begin Records for this task
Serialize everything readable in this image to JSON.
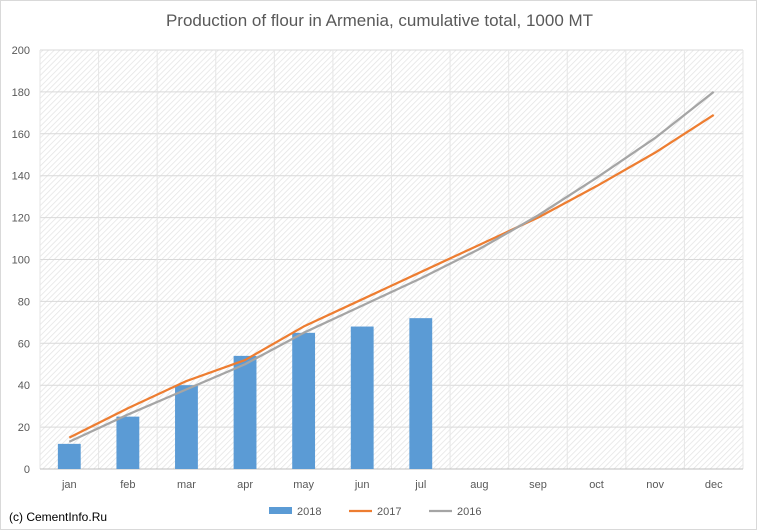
{
  "chart_data": {
    "type": "bar",
    "title": "Production of flour in Armenia, cumulative total, 1000 MT",
    "categories": [
      "jan",
      "feb",
      "mar",
      "apr",
      "may",
      "jun",
      "jul",
      "aug",
      "sep",
      "oct",
      "nov",
      "dec"
    ],
    "ylim": [
      0,
      200
    ],
    "yticks": [
      0,
      20,
      40,
      60,
      80,
      100,
      120,
      140,
      160,
      180,
      200
    ],
    "grid": true,
    "legend_position": "bottom",
    "series": [
      {
        "name": "2018",
        "type": "bar",
        "color": "#5b9bd5",
        "values": [
          12,
          25,
          40,
          54,
          65,
          68,
          72,
          null,
          null,
          null,
          null,
          null
        ]
      },
      {
        "name": "2017",
        "type": "line",
        "color": "#ed7d31",
        "values": [
          15,
          29,
          42,
          52,
          68,
          81,
          94,
          107,
          120,
          135,
          151,
          169
        ]
      },
      {
        "name": "2016",
        "type": "line",
        "color": "#a5a5a5",
        "values": [
          13,
          26,
          38,
          50,
          65,
          78,
          91,
          105,
          121,
          139,
          158,
          180
        ]
      }
    ]
  },
  "footer": {
    "copyright": "(c) CementInfo.Ru"
  }
}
end Records for this task
◆ **Written request**: All of the data above should be quoted exactly, except for the pictures.

◆ **Right answer**:
Serialize everything readable in this image to JSON.
{
  "chart_data": {
    "type": "bar",
    "title": "Production of flour in Armenia, cumulative total, 1000 MT",
    "categories": [
      "jan",
      "feb",
      "mar",
      "apr",
      "may",
      "jun",
      "jul",
      "aug",
      "sep",
      "oct",
      "nov",
      "dec"
    ],
    "ylim": [
      0,
      200
    ],
    "yticks": [
      0,
      20,
      40,
      60,
      80,
      100,
      120,
      140,
      160,
      180,
      200
    ],
    "grid": true,
    "legend_position": "bottom",
    "series": [
      {
        "name": "2018",
        "type": "bar",
        "color": "#5b9bd5",
        "values": [
          12,
          25,
          40,
          54,
          65,
          68,
          72,
          null,
          null,
          null,
          null,
          null
        ]
      },
      {
        "name": "2017",
        "type": "line",
        "color": "#ed7d31",
        "values": [
          15,
          29,
          42,
          52,
          68,
          81,
          94,
          107,
          120,
          135,
          151,
          169
        ]
      },
      {
        "name": "2016",
        "type": "line",
        "color": "#a5a5a5",
        "values": [
          13,
          26,
          38,
          50,
          65,
          78,
          91,
          105,
          121,
          139,
          158,
          180
        ]
      }
    ]
  },
  "footer": {
    "copyright": "(c) CementInfo.Ru"
  }
}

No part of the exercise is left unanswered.